-- EXERCISE MATERIALS start --
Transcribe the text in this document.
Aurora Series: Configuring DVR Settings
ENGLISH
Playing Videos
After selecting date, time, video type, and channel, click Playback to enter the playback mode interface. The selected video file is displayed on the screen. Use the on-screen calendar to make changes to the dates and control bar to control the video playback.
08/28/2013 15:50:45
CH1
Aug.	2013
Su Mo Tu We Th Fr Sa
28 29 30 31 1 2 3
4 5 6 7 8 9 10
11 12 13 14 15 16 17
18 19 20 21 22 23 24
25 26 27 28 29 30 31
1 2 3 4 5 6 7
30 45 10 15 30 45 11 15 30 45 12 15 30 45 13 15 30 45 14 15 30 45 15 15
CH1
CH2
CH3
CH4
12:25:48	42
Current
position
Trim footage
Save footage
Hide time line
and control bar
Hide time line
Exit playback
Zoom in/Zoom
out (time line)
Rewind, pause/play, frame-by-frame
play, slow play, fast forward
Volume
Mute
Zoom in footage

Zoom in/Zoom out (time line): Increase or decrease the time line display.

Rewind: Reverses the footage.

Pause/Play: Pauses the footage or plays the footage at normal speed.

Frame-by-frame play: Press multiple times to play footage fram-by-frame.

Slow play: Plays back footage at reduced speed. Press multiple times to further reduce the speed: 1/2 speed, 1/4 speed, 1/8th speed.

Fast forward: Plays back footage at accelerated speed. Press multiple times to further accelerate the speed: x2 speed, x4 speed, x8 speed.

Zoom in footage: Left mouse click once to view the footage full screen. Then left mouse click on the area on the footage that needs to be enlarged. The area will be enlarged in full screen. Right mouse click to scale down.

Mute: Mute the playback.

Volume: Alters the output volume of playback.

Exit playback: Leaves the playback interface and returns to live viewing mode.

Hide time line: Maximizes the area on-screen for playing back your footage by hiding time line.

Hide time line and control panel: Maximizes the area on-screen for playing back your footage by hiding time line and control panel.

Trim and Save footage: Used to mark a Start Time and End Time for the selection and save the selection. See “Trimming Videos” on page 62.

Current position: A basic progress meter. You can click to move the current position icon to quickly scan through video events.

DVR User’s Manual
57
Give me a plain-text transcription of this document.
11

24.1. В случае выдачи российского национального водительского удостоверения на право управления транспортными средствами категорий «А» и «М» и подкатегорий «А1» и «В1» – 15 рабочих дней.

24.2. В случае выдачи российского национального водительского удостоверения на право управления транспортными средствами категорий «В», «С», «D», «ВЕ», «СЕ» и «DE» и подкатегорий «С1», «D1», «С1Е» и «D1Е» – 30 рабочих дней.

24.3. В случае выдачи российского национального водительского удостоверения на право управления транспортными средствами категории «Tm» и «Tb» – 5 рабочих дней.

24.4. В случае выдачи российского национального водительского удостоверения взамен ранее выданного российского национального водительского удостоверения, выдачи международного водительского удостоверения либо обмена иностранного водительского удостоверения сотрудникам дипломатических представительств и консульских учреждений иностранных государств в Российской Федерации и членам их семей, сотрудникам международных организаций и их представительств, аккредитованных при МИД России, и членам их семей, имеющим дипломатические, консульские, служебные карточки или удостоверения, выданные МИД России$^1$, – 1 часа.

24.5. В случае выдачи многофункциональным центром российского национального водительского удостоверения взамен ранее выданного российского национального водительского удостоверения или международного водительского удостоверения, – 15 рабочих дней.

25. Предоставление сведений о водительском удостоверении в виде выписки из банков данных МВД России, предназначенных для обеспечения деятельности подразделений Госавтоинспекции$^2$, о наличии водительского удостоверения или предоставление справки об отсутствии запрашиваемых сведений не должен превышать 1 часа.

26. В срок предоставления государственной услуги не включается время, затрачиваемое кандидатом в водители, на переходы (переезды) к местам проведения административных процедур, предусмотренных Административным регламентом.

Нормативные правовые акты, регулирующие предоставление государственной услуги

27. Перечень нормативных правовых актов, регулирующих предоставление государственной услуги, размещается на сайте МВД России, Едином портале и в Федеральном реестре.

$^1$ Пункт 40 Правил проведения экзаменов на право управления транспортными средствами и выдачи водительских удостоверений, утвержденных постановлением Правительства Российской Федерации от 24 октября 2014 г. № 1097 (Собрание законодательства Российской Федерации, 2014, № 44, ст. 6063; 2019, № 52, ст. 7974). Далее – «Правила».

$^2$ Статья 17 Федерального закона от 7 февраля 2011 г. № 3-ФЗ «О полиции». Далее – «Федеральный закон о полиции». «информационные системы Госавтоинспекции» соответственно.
-- EXERCISE MATERIALS end --
> _EXERCISE_
Your answer should be a single number: the count of lines in the listing that contain the word "click".

> _CORRECT RESPONSE_
3